** SUPPLIED INFORMATION **

********************

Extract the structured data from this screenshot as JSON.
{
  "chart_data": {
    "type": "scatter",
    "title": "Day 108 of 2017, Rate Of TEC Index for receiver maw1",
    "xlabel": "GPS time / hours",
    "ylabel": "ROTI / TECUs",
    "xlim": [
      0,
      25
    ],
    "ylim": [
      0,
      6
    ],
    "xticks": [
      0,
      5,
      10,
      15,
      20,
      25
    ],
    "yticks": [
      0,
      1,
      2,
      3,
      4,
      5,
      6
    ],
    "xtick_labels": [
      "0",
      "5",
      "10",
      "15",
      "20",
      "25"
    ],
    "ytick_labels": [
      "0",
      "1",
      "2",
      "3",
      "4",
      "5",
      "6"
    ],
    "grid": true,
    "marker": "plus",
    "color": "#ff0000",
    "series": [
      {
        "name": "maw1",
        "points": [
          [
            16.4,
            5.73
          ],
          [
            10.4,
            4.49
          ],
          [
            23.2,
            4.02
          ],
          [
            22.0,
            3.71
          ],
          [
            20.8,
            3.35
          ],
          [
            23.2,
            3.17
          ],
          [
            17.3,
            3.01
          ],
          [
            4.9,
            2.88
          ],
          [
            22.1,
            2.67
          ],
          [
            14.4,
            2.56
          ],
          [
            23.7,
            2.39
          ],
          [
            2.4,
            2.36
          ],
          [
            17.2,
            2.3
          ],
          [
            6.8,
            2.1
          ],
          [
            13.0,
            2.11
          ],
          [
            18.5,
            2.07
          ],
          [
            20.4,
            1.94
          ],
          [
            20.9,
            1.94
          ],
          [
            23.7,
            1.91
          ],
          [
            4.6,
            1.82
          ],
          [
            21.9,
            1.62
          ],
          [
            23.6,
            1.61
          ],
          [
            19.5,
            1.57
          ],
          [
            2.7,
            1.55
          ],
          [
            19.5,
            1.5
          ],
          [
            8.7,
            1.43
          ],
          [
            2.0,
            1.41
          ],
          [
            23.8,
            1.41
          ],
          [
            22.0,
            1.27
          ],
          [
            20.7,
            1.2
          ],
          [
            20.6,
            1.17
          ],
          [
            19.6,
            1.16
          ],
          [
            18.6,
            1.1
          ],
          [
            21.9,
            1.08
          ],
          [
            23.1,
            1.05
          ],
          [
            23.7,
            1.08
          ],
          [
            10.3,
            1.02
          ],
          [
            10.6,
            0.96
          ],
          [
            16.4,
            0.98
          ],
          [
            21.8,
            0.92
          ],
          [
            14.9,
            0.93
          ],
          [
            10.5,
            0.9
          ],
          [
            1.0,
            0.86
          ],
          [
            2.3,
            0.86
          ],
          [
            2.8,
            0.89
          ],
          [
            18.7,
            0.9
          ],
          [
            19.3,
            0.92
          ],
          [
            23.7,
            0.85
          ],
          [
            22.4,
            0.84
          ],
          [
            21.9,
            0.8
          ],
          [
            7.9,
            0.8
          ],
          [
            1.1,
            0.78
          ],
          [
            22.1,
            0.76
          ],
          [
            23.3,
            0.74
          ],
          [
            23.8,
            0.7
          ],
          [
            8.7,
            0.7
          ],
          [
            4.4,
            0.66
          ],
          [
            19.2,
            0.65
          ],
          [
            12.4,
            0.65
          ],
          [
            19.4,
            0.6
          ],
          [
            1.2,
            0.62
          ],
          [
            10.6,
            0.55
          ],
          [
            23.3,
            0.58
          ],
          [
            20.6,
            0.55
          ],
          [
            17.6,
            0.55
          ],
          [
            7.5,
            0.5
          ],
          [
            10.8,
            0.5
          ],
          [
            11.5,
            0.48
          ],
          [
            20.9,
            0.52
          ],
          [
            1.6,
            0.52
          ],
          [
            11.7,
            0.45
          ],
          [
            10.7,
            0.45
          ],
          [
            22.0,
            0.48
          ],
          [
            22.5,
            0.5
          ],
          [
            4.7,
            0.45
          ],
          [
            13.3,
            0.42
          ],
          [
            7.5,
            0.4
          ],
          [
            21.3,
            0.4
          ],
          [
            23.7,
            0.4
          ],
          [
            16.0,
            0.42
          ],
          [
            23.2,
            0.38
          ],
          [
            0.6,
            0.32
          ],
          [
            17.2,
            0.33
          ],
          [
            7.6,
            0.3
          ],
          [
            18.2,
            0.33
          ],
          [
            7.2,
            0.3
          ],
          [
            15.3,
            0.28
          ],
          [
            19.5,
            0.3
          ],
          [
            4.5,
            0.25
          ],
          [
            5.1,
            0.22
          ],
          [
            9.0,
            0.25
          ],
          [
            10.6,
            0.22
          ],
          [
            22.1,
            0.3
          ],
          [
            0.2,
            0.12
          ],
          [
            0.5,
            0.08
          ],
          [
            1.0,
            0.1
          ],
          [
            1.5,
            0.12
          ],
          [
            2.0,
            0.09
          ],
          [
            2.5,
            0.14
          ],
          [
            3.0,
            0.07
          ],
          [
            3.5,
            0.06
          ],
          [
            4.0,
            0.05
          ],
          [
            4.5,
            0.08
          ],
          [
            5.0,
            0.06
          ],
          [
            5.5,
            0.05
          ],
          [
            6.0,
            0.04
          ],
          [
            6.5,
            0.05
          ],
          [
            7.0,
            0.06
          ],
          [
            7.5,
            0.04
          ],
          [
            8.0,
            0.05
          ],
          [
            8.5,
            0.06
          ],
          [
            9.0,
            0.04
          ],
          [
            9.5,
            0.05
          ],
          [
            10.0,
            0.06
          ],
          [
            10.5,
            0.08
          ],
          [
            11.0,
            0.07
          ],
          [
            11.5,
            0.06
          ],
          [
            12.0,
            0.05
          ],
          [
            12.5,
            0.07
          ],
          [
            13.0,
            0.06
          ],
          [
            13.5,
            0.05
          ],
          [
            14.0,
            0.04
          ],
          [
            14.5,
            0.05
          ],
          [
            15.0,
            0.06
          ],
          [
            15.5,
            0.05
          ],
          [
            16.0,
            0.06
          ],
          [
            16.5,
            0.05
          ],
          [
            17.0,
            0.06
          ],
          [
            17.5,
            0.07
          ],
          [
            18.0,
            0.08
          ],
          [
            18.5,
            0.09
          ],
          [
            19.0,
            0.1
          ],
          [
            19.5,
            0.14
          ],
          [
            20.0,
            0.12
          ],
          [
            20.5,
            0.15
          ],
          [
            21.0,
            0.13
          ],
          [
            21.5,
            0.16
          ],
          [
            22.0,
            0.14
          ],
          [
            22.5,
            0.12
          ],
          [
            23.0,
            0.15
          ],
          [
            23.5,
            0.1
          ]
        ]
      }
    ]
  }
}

********************

** WRITTEN TASK **
Can you give every line above again, exactly as written?

** EXERCISE SOLUTION **
Extract the structured data from this screenshot as JSON.
{
  "chart_data": {
    "type": "scatter",
    "title": "Day 108 of 2017, Rate Of TEC Index for receiver maw1",
    "xlabel": "GPS time / hours",
    "ylabel": "ROTI / TECUs",
    "xlim": [
      0,
      25
    ],
    "ylim": [
      0,
      6
    ],
    "xticks": [
      0,
      5,
      10,
      15,
      20,
      25
    ],
    "yticks": [
      0,
      1,
      2,
      3,
      4,
      5,
      6
    ],
    "xtick_labels": [
      "0",
      "5",
      "10",
      "15",
      "20",
      "25"
    ],
    "ytick_labels": [
      "0",
      "1",
      "2",
      "3",
      "4",
      "5",
      "6"
    ],
    "grid": true,
    "marker": "plus",
    "color": "#ff0000",
    "series": [
      {
        "name": "maw1",
        "points": [
          [
            16.4,
            5.73
          ],
          [
            10.4,
            4.49
          ],
          [
            23.2,
            4.02
          ],
          [
            22.0,
            3.71
          ],
          [
            20.8,
            3.35
          ],
          [
            23.2,
            3.17
          ],
          [
            17.3,
            3.01
          ],
          [
            4.9,
            2.88
          ],
          [
            22.1,
            2.67
          ],
          [
            14.4,
            2.56
          ],
          [
            23.7,
            2.39
          ],
          [
            2.4,
            2.36
          ],
          [
            17.2,
            2.3
          ],
          [
            6.8,
            2.1
          ],
          [
            13.0,
            2.11
          ],
          [
            18.5,
            2.07
          ],
          [
            20.4,
            1.94
          ],
          [
            20.9,
            1.94
          ],
          [
            23.7,
            1.91
          ],
          [
            4.6,
            1.82
          ],
          [
            21.9,
            1.62
          ],
          [
            23.6,
            1.61
          ],
          [
            19.5,
            1.57
          ],
          [
            2.7,
            1.55
          ],
          [
            19.5,
            1.5
          ],
          [
            8.7,
            1.43
          ],
          [
            2.0,
            1.41
          ],
          [
            23.8,
            1.41
          ],
          [
            22.0,
            1.27
          ],
          [
            20.7,
            1.2
          ],
          [
            20.6,
            1.17
          ],
          [
            19.6,
            1.16
          ],
          [
            18.6,
            1.1
          ],
          [
            21.9,
            1.08
          ],
          [
            23.1,
            1.05
          ],
          [
            23.7,
            1.08
          ],
          [
            10.3,
            1.02
          ],
          [
            10.6,
            0.96
          ],
          [
            16.4,
            0.98
          ],
          [
            21.8,
            0.92
          ],
          [
            14.9,
            0.93
          ],
          [
            10.5,
            0.9
          ],
          [
            1.0,
            0.86
          ],
          [
            2.3,
            0.86
          ],
          [
            2.8,
            0.89
          ],
          [
            18.7,
            0.9
          ],
          [
            19.3,
            0.92
          ],
          [
            23.7,
            0.85
          ],
          [
            22.4,
            0.84
          ],
          [
            21.9,
            0.8
          ],
          [
            7.9,
            0.8
          ],
          [
            1.1,
            0.78
          ],
          [
            22.1,
            0.76
          ],
          [
            23.3,
            0.74
          ],
          [
            23.8,
            0.7
          ],
          [
            8.7,
            0.7
          ],
          [
            4.4,
            0.66
          ],
          [
            19.2,
            0.65
          ],
          [
            12.4,
            0.65
          ],
          [
            19.4,
            0.6
          ],
          [
            1.2,
            0.62
          ],
          [
            10.6,
            0.55
          ],
          [
            23.3,
            0.58
          ],
          [
            20.6,
            0.55
          ],
          [
            17.6,
            0.55
          ],
          [
            7.5,
            0.5
          ],
          [
            10.8,
            0.5
          ],
          [
            11.5,
            0.48
          ],
          [
            20.9,
            0.52
          ],
          [
            1.6,
            0.52
          ],
          [
            11.7,
            0.45
          ],
          [
            10.7,
            0.45
          ],
          [
            22.0,
            0.48
          ],
          [
            22.5,
            0.5
          ],
          [
            4.7,
            0.45
          ],
          [
            13.3,
            0.42
          ],
          [
            7.5,
            0.4
          ],
          [
            21.3,
            0.4
          ],
          [
            23.7,
            0.4
          ],
          [
            16.0,
            0.42
          ],
          [
            23.2,
            0.38
          ],
          [
            0.6,
            0.32
          ],
          [
            17.2,
            0.33
          ],
          [
            7.6,
            0.3
          ],
          [
            18.2,
            0.33
          ],
          [
            7.2,
            0.3
          ],
          [
            15.3,
            0.28
          ],
          [
            19.5,
            0.3
          ],
          [
            4.5,
            0.25
          ],
          [
            5.1,
            0.22
          ],
          [
            9.0,
            0.25
          ],
          [
            10.6,
            0.22
          ],
          [
            22.1,
            0.3
          ],
          [
            0.2,
            0.12
          ],
          [
            0.5,
            0.08
          ],
          [
            1.0,
            0.1
          ],
          [
            1.5,
            0.12
          ],
          [
            2.0,
            0.09
          ],
          [
            2.5,
            0.14
          ],
          [
            3.0,
            0.07
          ],
          [
            3.5,
            0.06
          ],
          [
            4.0,
            0.05
          ],
          [
            4.5,
            0.08
          ],
          [
            5.0,
            0.06
          ],
          [
            5.5,
            0.05
          ],
          [
            6.0,
            0.04
          ],
          [
            6.5,
            0.05
          ],
          [
            7.0,
            0.06
          ],
          [
            7.5,
            0.04
          ],
          [
            8.0,
            0.05
          ],
          [
            8.5,
            0.06
          ],
          [
            9.0,
            0.04
          ],
          [
            9.5,
            0.05
          ],
          [
            10.0,
            0.06
          ],
          [
            10.5,
            0.08
          ],
          [
            11.0,
            0.07
          ],
          [
            11.5,
            0.06
          ],
          [
            12.0,
            0.05
          ],
          [
            12.5,
            0.07
          ],
          [
            13.0,
            0.06
          ],
          [
            13.5,
            0.05
          ],
          [
            14.0,
            0.04
          ],
          [
            14.5,
            0.05
          ],
          [
            15.0,
            0.06
          ],
          [
            15.5,
            0.05
          ],
          [
            16.0,
            0.06
          ],
          [
            16.5,
            0.05
          ],
          [
            17.0,
            0.06
          ],
          [
            17.5,
            0.07
          ],
          [
            18.0,
            0.08
          ],
          [
            18.5,
            0.09
          ],
          [
            19.0,
            0.1
          ],
          [
            19.5,
            0.14
          ],
          [
            20.0,
            0.12
          ],
          [
            20.5,
            0.15
          ],
          [
            21.0,
            0.13
          ],
          [
            21.5,
            0.16
          ],
          [
            22.0,
            0.14
          ],
          [
            22.5,
            0.12
          ],
          [
            23.0,
            0.15
          ],
          [
            23.5,
            0.1
          ]
        ]
      }
    ]
  }
}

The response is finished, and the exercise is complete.